EXERCISE DETAILS:
Collect every line that includes the string "placeholder".

__________

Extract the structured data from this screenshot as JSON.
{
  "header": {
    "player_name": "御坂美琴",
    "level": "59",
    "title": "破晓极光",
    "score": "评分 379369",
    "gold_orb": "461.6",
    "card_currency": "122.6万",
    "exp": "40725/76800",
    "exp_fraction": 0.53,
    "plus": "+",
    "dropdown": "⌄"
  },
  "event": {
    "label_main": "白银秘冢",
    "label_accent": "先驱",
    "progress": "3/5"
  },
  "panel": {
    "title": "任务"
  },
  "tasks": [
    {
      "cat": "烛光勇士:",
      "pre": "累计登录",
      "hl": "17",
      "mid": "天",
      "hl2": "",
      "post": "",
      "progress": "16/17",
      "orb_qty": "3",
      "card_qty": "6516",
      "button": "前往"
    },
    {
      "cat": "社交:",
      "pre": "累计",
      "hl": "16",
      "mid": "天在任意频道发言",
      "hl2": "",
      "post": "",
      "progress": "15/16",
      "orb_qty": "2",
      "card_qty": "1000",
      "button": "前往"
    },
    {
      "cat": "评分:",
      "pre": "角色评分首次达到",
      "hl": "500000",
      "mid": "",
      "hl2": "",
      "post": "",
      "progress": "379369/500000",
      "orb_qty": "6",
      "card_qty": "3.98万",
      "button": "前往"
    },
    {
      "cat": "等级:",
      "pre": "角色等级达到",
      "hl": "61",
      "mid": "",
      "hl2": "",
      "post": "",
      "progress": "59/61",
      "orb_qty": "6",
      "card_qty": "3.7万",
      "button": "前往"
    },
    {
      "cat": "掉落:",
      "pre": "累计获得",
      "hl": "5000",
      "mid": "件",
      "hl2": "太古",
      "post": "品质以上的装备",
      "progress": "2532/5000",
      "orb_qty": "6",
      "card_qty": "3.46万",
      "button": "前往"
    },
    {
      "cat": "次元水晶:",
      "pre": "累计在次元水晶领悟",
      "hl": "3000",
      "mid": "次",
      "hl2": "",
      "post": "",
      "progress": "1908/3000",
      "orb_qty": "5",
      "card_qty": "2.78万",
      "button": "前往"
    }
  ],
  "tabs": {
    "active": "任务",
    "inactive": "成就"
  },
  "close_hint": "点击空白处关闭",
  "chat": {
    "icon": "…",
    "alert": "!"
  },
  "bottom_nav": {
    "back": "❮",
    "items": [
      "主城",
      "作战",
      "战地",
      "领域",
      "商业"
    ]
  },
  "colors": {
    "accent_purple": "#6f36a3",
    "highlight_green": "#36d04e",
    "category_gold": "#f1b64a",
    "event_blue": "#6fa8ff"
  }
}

__________

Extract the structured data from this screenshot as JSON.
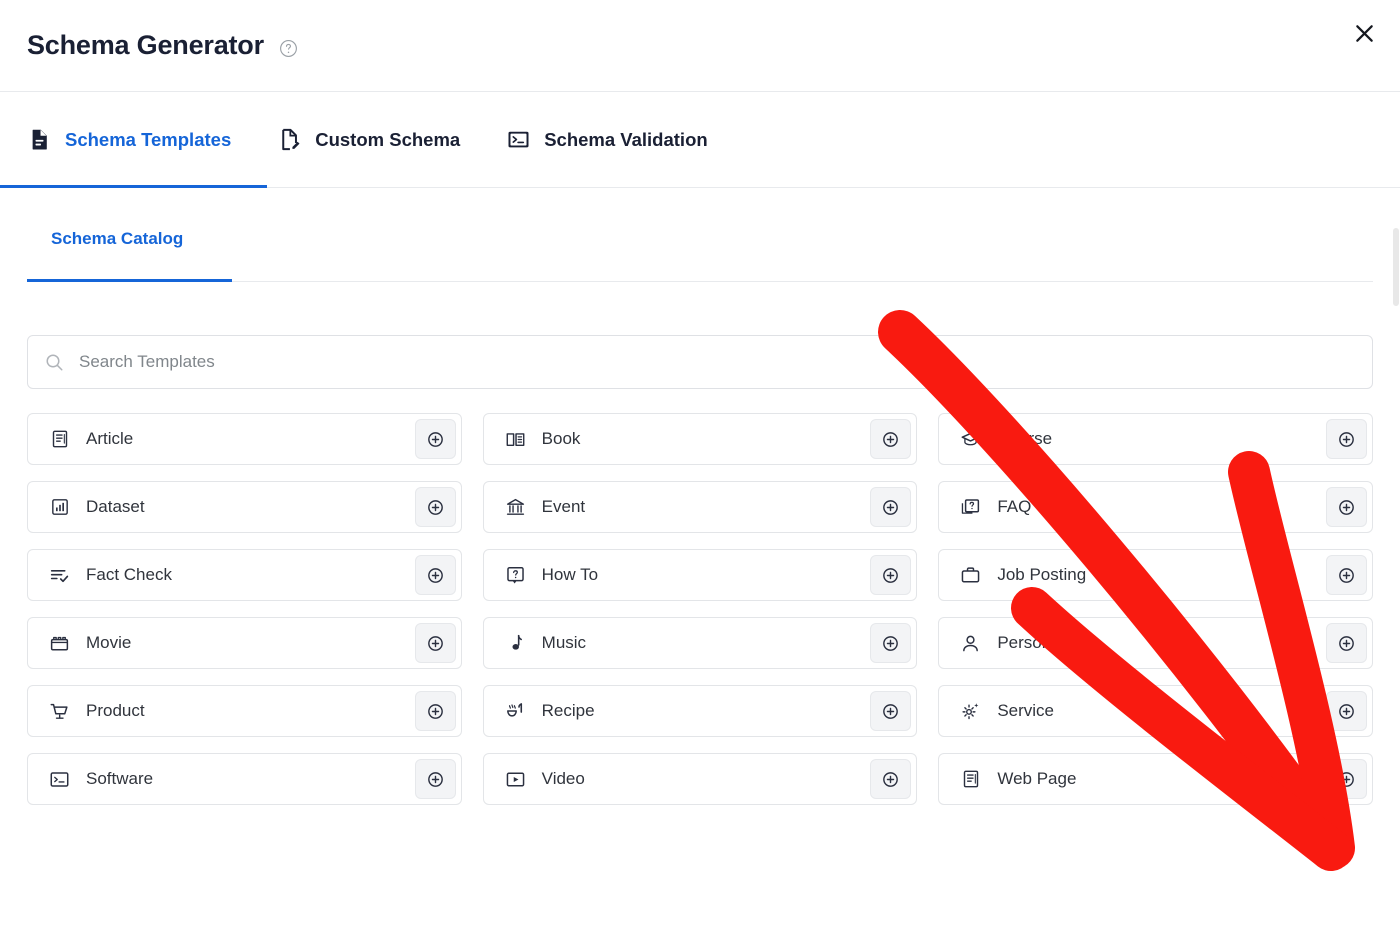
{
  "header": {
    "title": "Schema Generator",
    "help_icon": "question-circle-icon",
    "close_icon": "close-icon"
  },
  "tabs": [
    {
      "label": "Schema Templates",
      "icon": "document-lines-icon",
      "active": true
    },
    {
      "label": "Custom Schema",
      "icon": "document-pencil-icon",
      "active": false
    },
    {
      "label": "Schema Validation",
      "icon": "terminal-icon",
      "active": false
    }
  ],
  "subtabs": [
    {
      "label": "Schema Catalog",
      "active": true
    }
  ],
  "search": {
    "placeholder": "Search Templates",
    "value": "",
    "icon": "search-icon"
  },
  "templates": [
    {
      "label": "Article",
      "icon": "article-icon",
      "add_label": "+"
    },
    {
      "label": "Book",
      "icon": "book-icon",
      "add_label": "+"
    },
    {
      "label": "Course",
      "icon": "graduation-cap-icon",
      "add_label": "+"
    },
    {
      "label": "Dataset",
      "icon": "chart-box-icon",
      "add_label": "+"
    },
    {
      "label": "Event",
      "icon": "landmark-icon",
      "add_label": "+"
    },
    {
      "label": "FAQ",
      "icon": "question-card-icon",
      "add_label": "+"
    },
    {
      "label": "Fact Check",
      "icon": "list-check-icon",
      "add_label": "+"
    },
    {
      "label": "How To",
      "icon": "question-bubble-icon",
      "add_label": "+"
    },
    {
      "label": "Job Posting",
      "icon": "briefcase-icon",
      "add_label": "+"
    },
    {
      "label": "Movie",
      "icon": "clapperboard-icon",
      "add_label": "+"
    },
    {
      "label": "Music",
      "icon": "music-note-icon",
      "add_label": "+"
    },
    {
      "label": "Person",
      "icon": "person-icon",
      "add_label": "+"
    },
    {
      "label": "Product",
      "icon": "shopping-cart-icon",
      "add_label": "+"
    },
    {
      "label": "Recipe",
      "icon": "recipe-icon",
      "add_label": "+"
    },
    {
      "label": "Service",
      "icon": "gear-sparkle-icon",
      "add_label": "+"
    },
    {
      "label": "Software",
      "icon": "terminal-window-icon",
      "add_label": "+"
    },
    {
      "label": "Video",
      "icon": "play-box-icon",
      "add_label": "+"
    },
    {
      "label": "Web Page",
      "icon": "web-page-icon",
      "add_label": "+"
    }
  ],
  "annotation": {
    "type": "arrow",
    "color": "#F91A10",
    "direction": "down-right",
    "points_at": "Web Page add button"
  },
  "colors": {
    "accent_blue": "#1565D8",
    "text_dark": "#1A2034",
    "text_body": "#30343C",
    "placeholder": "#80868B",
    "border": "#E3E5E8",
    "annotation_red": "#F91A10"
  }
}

__________

WORKED ANSWER:
    "placeholder": "Search Templates",
    "placeholder": "#80868B",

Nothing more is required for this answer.